=== EXERCISE BRIEF ===
All lines featuring the string "acme" are to be listed.

=== SUPPLIED DATA ===
_____
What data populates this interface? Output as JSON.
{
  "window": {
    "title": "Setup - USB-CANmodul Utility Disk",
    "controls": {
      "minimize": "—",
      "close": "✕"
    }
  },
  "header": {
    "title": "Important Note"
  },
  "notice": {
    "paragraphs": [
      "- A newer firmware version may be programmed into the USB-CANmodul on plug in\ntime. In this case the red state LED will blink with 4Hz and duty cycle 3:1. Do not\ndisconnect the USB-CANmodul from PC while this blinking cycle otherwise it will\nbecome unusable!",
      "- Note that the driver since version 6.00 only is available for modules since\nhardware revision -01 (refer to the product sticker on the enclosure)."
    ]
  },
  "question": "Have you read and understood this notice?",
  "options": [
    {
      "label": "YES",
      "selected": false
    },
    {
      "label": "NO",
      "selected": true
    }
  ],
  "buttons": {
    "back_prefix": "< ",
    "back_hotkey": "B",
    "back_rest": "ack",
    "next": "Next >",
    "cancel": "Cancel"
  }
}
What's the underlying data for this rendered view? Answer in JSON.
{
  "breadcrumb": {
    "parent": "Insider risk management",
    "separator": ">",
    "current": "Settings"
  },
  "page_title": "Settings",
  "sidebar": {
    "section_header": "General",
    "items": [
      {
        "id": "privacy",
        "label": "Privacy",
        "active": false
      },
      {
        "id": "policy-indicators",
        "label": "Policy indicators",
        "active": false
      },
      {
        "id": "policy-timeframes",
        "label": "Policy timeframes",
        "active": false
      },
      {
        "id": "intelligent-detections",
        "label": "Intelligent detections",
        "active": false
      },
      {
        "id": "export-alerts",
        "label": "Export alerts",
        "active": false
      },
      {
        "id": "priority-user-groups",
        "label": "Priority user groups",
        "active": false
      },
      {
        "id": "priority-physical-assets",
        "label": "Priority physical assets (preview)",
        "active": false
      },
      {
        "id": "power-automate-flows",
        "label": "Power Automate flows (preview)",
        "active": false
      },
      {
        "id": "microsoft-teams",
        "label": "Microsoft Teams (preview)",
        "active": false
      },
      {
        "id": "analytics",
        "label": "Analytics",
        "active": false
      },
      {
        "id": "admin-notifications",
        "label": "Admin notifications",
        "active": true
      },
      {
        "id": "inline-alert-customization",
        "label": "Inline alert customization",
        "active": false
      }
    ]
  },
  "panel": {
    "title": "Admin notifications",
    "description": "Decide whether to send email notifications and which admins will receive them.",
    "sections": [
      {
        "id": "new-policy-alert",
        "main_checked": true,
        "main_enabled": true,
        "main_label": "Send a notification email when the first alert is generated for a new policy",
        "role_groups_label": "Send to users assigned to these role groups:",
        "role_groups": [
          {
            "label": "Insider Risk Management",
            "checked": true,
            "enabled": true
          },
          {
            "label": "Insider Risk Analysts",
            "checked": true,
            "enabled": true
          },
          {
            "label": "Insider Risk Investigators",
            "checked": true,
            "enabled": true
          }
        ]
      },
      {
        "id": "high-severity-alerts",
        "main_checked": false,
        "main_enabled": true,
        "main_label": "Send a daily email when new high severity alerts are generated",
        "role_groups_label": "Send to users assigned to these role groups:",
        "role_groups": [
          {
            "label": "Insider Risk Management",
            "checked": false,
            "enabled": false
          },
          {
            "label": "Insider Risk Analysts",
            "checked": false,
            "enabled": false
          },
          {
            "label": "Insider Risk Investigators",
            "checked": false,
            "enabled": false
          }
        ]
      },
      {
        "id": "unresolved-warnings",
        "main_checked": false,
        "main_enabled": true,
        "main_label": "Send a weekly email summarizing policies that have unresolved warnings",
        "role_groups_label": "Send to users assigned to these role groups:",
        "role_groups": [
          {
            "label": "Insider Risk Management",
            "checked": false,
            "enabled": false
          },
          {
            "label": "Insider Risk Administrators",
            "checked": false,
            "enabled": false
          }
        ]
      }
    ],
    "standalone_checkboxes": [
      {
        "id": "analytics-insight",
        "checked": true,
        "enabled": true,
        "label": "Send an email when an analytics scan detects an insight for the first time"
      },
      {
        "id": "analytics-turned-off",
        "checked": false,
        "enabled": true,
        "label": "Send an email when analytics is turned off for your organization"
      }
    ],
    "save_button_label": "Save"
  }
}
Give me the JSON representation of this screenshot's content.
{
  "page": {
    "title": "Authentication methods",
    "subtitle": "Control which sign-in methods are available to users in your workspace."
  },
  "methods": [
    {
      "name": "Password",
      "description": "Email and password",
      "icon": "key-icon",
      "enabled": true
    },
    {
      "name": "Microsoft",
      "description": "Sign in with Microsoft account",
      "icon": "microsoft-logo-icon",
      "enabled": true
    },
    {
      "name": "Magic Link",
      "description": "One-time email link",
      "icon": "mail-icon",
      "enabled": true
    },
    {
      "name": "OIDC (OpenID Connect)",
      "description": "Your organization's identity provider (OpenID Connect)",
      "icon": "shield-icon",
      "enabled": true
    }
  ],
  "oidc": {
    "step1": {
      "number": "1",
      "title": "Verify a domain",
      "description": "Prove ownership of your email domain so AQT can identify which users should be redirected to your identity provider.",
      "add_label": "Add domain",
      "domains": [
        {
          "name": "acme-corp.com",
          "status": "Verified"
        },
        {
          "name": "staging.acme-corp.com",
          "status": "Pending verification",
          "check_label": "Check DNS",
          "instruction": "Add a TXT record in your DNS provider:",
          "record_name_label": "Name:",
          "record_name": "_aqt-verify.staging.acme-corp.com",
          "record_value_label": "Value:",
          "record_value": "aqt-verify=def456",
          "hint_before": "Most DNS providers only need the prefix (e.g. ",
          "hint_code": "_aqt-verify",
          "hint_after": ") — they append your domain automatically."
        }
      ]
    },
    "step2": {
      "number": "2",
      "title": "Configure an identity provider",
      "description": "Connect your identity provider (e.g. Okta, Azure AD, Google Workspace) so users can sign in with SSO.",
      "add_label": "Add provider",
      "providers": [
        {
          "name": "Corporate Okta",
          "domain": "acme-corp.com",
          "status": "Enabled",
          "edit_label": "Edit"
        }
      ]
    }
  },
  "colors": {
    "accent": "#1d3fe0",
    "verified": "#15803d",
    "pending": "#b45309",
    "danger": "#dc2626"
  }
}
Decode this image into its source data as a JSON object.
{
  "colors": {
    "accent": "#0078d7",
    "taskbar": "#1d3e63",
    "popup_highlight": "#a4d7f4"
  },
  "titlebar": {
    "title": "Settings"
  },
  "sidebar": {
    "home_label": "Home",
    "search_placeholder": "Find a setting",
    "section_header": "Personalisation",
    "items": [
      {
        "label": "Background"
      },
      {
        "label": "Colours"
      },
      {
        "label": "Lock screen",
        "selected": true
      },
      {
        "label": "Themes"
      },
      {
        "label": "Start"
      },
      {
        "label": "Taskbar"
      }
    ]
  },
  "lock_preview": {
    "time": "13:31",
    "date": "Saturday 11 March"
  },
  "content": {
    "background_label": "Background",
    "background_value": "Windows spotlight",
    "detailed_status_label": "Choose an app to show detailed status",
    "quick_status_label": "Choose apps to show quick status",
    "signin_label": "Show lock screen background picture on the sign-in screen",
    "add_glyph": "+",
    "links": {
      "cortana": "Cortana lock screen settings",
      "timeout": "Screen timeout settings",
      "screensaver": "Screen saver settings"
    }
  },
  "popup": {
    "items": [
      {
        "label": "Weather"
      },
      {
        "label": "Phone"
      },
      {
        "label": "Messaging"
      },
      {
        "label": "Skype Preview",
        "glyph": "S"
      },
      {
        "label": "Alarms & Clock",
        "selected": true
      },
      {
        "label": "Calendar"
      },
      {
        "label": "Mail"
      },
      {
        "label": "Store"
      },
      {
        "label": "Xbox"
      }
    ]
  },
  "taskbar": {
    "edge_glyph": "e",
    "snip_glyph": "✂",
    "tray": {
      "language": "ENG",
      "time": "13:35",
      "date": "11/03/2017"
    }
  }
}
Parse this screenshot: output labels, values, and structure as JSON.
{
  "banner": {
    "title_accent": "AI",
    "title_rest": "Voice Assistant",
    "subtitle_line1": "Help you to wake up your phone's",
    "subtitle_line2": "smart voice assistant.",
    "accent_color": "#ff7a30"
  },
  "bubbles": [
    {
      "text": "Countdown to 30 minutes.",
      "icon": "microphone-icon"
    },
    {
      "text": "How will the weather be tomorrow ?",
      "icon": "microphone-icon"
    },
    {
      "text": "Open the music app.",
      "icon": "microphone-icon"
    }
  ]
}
_____
=== WRITTEN SOLUTION ===
          "name": "acme-corp.com",
          "name": "staging.acme-corp.com",
          "record_name": "_aqt-verify.staging.acme-corp.com",
          "domain": "acme-corp.com",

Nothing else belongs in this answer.